# Work instructions
Pick out every line with the word "right" and copy it.

# Supplied material
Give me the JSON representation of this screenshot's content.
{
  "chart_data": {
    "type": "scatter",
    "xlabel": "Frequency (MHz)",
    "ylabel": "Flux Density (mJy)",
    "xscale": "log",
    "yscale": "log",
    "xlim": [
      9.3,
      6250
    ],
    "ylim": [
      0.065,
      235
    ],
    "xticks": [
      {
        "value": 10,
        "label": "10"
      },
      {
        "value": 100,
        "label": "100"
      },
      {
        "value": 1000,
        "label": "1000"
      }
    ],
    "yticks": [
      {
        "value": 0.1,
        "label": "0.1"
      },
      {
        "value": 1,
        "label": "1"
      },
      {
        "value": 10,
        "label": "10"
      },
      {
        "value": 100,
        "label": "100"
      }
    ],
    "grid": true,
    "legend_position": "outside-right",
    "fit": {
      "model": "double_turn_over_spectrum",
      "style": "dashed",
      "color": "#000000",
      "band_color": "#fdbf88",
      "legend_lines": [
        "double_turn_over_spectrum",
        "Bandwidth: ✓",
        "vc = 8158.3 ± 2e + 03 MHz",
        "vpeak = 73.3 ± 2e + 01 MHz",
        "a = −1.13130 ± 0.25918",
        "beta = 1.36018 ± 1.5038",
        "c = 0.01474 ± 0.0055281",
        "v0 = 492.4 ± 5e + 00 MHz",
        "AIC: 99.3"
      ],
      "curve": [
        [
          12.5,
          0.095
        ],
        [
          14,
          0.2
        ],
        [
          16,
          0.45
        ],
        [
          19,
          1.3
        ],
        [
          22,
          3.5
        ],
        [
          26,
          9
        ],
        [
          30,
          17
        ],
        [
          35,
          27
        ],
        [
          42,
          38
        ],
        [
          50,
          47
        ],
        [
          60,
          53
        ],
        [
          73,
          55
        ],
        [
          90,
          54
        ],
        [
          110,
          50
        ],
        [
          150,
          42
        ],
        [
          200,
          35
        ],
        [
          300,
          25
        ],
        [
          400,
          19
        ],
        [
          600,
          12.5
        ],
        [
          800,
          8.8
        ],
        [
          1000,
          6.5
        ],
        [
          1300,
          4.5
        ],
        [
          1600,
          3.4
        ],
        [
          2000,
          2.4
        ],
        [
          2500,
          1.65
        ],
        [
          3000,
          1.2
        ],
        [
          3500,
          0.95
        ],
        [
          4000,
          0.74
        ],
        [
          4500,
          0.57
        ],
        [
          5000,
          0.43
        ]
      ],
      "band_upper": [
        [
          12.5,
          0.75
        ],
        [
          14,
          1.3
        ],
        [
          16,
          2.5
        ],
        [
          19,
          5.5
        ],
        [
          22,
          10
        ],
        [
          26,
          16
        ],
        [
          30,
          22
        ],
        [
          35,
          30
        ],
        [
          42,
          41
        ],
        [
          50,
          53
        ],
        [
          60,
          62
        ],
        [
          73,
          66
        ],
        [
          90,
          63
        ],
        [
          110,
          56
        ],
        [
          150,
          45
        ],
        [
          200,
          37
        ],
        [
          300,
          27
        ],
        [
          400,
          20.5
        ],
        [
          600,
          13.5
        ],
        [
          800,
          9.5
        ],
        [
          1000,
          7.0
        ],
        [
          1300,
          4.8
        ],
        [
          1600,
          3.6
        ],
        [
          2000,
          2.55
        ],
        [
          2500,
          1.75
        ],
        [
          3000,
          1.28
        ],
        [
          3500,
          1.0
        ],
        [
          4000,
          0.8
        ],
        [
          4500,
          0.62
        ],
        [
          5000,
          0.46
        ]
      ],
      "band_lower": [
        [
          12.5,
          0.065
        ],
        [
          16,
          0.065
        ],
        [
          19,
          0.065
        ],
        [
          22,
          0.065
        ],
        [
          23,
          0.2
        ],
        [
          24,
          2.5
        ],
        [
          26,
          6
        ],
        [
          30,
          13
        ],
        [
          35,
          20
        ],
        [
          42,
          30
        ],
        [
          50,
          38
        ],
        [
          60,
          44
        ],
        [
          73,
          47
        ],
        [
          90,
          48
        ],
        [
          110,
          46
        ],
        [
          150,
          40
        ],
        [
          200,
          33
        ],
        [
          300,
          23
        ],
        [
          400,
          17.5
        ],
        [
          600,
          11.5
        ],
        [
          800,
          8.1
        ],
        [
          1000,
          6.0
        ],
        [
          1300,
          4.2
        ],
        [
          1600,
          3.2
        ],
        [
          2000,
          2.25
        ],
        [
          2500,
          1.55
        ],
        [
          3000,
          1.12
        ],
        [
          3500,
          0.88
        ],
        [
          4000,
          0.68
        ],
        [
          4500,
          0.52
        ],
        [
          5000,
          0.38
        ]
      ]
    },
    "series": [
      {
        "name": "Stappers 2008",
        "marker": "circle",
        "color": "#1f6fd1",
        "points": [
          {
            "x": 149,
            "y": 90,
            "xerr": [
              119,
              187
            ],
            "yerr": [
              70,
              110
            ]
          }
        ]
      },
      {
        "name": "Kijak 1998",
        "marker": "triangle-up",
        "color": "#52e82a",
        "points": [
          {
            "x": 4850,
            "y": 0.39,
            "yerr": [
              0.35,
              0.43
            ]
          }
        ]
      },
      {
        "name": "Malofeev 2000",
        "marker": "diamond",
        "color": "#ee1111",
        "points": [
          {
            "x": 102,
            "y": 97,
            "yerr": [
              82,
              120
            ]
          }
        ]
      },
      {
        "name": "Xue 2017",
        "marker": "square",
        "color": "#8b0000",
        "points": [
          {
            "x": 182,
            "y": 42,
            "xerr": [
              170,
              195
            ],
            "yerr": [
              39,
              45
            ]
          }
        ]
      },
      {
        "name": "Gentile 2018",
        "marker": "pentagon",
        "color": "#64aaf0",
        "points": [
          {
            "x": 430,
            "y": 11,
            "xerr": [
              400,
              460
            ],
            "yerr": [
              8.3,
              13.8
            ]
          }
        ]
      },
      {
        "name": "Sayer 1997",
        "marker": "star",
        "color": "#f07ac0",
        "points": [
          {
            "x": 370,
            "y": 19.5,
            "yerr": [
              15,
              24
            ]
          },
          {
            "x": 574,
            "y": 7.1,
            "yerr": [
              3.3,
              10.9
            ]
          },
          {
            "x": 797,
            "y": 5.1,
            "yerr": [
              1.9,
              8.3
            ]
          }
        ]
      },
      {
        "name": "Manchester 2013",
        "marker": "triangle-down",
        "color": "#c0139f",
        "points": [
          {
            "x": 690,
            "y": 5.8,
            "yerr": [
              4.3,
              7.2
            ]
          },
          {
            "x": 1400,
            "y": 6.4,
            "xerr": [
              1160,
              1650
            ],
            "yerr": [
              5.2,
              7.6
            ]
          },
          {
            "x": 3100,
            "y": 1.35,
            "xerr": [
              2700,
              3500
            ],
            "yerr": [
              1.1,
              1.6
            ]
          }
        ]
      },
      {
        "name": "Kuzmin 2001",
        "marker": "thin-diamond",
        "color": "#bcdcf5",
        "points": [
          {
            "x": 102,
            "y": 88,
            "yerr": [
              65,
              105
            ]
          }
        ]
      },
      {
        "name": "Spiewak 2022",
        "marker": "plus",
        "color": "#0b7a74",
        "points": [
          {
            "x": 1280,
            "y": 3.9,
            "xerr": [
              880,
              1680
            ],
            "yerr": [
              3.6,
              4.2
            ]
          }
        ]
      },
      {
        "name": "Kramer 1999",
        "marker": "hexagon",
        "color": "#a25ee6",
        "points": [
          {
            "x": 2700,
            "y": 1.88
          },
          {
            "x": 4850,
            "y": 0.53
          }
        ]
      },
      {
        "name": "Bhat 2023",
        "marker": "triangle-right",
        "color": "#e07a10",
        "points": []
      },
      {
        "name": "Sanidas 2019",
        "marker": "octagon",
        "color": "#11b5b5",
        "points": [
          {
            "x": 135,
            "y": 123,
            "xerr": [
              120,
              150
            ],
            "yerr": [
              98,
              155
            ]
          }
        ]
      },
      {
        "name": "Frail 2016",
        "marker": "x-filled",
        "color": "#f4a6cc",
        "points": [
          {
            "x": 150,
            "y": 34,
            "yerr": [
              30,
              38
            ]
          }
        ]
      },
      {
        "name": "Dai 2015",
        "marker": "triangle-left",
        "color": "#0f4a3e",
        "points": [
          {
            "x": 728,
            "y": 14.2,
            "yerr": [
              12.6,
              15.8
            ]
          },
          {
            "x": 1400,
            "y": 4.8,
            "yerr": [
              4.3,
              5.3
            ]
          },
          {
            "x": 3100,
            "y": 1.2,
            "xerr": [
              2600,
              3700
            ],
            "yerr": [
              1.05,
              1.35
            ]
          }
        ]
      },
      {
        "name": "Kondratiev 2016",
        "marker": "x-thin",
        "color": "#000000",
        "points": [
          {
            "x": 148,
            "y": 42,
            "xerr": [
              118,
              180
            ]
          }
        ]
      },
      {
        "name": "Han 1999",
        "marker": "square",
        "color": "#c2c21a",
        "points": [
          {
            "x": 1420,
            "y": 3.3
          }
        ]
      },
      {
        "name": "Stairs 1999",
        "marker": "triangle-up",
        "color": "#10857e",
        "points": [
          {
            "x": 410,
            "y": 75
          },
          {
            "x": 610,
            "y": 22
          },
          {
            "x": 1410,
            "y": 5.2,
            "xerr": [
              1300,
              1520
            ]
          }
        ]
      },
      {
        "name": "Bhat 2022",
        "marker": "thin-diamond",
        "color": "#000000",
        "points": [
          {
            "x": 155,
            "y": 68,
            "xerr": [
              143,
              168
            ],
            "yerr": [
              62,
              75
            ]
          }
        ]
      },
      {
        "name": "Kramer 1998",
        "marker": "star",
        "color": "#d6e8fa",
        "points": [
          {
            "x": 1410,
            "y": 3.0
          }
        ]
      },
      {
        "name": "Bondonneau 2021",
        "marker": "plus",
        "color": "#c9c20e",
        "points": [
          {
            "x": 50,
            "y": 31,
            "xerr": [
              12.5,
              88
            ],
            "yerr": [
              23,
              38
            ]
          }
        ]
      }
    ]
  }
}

# Exercise output
    "legend_position": "outside-right",
        "marker": "triangle-right",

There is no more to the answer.